Task material:

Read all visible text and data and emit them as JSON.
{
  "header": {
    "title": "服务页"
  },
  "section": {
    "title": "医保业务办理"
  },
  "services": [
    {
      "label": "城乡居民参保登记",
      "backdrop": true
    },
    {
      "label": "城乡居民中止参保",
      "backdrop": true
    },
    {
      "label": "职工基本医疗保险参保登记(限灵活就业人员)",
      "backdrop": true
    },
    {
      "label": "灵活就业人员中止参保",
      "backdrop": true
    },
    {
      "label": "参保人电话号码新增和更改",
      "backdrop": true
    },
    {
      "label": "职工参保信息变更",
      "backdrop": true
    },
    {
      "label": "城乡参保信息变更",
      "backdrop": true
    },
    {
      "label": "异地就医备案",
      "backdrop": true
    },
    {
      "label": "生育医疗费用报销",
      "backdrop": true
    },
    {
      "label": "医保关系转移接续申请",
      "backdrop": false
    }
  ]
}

What you have to do: Give the count of lines holding the word "label", with no other words.

Solution for this problem: 10